● **Task to complete**
Show each line of the data below that has the string "образования" in it.

**********

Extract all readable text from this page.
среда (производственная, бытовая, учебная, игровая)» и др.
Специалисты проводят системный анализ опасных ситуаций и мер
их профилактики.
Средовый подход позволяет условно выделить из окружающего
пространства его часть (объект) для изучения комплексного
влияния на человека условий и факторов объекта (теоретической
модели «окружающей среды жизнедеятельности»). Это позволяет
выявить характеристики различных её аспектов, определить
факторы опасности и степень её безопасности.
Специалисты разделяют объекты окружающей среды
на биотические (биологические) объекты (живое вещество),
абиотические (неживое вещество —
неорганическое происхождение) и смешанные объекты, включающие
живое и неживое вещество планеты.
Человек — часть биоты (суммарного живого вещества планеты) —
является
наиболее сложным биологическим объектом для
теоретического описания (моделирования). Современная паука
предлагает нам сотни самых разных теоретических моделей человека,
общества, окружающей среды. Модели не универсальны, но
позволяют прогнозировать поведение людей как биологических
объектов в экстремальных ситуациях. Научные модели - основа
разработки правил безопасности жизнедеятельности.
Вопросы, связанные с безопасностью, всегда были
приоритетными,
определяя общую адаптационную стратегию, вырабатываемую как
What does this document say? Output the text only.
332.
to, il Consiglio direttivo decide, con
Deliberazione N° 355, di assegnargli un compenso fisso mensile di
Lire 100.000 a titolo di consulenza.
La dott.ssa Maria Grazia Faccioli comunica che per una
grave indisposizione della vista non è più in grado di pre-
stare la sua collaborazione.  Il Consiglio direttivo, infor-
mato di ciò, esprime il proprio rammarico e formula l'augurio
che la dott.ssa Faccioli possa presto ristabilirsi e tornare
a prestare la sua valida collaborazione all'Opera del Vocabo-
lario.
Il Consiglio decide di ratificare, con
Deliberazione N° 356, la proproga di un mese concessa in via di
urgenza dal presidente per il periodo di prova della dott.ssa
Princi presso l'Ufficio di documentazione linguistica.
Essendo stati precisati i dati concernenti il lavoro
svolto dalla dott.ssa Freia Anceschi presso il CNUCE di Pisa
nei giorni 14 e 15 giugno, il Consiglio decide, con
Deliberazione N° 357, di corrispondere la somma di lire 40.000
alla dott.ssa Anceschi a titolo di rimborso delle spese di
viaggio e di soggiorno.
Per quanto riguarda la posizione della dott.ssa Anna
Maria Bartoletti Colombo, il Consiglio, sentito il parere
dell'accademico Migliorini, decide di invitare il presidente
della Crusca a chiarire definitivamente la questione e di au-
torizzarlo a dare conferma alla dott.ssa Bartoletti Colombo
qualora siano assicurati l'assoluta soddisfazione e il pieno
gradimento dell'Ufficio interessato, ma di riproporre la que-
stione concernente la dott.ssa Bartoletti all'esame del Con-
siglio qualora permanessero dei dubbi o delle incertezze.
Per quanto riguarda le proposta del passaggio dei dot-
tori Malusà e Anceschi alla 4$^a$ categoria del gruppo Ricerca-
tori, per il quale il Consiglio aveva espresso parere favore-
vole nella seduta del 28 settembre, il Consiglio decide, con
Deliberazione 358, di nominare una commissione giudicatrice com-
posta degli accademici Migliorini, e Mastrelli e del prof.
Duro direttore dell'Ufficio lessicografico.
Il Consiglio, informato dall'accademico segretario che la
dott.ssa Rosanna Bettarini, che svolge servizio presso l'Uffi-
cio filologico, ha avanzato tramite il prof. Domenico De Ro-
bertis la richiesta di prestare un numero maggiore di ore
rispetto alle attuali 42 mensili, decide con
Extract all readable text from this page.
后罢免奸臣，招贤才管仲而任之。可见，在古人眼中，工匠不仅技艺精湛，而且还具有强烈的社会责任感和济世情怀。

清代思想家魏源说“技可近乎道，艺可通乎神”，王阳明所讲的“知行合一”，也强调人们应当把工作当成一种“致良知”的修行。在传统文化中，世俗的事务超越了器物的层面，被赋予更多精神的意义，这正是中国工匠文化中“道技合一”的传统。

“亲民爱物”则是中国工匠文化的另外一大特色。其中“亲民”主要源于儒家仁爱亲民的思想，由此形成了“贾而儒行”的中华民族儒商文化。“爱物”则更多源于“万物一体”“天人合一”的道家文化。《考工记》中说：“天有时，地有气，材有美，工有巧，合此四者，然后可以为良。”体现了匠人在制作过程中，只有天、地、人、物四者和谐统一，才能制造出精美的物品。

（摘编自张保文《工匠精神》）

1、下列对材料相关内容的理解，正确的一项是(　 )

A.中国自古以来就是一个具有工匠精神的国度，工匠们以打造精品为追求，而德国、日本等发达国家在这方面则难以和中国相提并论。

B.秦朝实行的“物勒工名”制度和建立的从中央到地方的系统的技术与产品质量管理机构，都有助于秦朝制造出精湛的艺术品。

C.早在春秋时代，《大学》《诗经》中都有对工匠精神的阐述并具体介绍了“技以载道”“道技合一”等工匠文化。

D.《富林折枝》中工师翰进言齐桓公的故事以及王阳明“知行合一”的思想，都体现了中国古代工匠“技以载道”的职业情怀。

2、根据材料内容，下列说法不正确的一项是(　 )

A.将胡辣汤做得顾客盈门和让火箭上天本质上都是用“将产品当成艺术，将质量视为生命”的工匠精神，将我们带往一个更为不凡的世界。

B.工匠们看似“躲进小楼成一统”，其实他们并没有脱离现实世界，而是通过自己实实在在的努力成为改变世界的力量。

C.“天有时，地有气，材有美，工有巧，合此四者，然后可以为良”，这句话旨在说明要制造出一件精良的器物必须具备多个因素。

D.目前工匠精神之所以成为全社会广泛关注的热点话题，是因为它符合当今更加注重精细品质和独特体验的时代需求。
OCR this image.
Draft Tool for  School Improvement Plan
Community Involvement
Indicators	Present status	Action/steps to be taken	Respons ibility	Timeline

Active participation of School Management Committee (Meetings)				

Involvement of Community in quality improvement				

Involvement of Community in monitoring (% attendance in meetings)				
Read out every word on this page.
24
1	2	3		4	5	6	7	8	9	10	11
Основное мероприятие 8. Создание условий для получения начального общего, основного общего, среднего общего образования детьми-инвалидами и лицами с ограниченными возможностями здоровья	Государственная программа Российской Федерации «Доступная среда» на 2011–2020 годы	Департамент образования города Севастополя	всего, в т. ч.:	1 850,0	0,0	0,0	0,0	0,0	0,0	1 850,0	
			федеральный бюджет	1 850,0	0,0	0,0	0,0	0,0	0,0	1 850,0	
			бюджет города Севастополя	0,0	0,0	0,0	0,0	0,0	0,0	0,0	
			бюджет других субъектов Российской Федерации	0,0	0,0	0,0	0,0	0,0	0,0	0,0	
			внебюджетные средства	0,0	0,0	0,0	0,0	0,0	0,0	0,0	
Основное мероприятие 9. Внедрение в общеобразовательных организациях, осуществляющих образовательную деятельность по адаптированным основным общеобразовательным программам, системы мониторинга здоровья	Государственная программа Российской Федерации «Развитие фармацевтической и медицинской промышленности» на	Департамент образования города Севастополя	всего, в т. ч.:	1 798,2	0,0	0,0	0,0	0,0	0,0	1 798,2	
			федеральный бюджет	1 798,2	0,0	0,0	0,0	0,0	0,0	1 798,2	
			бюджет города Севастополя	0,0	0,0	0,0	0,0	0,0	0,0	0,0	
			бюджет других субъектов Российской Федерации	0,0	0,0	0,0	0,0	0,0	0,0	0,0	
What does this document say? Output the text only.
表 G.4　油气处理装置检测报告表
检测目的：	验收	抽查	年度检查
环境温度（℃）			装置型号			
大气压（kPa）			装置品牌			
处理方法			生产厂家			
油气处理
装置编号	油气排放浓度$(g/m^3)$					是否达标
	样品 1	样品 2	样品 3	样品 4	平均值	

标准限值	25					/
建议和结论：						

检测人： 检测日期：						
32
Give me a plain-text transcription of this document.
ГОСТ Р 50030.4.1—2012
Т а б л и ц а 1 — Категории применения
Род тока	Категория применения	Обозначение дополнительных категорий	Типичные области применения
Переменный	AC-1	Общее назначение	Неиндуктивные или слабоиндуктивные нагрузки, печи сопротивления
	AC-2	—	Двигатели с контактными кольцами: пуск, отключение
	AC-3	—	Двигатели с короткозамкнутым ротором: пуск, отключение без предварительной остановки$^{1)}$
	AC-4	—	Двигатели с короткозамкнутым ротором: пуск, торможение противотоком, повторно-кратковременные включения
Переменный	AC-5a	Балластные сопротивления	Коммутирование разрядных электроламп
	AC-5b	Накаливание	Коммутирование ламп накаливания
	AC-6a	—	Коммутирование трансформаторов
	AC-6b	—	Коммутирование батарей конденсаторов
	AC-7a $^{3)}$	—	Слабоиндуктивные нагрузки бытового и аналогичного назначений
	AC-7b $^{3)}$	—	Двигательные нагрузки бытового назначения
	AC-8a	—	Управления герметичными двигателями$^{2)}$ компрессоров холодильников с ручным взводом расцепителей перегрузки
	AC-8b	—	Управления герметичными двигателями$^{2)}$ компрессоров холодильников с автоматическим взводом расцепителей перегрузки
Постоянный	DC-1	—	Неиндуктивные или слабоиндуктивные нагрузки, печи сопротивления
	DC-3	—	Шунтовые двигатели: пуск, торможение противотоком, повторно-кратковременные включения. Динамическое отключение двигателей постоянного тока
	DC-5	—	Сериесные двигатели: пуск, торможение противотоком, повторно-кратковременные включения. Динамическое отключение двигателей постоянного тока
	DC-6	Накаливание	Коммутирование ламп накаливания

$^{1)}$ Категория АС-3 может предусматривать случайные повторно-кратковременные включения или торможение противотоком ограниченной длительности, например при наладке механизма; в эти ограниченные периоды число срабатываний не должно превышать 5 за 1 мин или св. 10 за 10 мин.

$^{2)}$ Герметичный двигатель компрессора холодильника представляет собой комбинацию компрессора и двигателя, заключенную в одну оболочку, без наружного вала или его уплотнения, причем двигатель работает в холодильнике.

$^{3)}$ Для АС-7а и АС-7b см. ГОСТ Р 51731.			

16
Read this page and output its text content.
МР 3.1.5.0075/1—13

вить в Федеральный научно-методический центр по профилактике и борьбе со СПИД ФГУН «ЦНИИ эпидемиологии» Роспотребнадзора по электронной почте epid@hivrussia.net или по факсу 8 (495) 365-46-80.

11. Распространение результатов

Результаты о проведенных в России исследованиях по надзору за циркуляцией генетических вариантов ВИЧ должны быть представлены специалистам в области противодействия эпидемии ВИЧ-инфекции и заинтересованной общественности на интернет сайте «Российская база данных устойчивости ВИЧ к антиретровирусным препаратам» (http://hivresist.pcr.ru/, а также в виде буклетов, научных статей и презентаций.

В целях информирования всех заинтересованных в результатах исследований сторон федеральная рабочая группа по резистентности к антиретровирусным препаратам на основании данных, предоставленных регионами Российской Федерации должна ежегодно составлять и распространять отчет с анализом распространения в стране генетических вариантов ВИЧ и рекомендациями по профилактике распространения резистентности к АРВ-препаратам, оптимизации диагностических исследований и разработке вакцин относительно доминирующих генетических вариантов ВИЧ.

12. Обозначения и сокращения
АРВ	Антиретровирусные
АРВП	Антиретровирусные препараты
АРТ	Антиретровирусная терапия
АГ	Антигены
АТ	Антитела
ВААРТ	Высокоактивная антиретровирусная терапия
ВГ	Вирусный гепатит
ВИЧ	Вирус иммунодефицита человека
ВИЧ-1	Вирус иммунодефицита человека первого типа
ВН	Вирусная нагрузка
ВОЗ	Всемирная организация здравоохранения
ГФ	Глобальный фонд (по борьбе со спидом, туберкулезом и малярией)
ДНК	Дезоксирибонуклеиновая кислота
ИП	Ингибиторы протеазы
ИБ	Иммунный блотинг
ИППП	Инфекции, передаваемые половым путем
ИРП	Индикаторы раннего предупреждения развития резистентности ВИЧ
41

**********

● **Solution to this exercise**
Основное мероприятие 8. Создание условий для получения начального общего, основного общего, среднего общего образования детьми-инвалидами и лицами с ограниченными возможностями здоровья	Государственная программа Российской Федерации «Доступная среда» на 2011–2020 годы	Департамент образования города Севастополя	всего, в т. ч.:	1 850,0	0,0	0,0	0,0	0,0	0,0	1 850,0	
Основное мероприятие 9. Внедрение в общеобразовательных организациях, осуществляющих образовательную деятельность по адаптированным основным общеобразовательным программам, системы мониторинга здоровья	Государственная программа Российской Федерации «Развитие фармацевтической и медицинской промышленности» на	Департамент образования города Севастополя	всего, в т. ч.:	1 798,2	0,0	0,0	0,0	0,0	0,0	1 798,2	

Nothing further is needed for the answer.